## REQUIRED TASK
Each record is to be transcribed exactly.

## PROVIDED MATERIAL

---

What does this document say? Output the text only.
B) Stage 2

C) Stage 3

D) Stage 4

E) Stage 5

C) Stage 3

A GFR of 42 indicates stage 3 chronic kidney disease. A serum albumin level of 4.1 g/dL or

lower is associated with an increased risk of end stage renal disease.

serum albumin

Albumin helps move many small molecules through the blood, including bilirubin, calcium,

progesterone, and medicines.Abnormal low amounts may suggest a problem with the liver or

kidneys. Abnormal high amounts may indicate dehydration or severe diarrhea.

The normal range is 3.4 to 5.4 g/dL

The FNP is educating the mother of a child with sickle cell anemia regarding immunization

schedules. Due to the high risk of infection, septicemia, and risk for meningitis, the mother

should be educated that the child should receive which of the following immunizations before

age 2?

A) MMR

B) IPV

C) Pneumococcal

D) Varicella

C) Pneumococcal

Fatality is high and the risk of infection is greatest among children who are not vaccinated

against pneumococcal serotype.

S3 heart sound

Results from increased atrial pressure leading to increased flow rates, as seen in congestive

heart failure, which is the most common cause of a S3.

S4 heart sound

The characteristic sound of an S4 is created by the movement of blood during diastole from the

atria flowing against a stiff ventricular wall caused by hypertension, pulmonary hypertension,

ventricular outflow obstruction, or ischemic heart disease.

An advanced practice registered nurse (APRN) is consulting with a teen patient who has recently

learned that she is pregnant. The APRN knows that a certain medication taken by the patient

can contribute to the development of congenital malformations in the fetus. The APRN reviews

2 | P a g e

---

## RESPONSE FOR THIS EXERCISE
What does this document say? Output the text only.
B) Stage 2

C) Stage 3

D) Stage 4

E) Stage 5

C) Stage 3

A GFR of 42 indicates stage 3 chronic kidney disease. A serum albumin level of 4.1 g/dL or

lower is associated with an increased risk of end stage renal disease.

serum albumin

Albumin helps move many small molecules through the blood, including bilirubin, calcium,

progesterone, and medicines.Abnormal low amounts may suggest a problem with the liver or

kidneys. Abnormal high amounts may indicate dehydration or severe diarrhea.

The normal range is 3.4 to 5.4 g/dL

The FNP is educating the mother of a child with sickle cell anemia regarding immunization

schedules. Due to the high risk of infection, septicemia, and risk for meningitis, the mother

should be educated that the child should receive which of the following immunizations before

age 2?

A) MMR

B) IPV

C) Pneumococcal

D) Varicella

C) Pneumococcal

Fatality is high and the risk of infection is greatest among children who are not vaccinated

against pneumococcal serotype.

S3 heart sound

Results from increased atrial pressure leading to increased flow rates, as seen in congestive

heart failure, which is the most common cause of a S3.

S4 heart sound

The characteristic sound of an S4 is created by the movement of blood during diastole from the

atria flowing against a stiff ventricular wall caused by hypertension, pulmonary hypertension,

ventricular outflow obstruction, or ischemic heart disease.

An advanced practice registered nurse (APRN) is consulting with a teen patient who has recently

learned that she is pregnant. The APRN knows that a certain medication taken by the patient

can contribute to the development of congenital malformations in the fetus. The APRN reviews

2 | P a g e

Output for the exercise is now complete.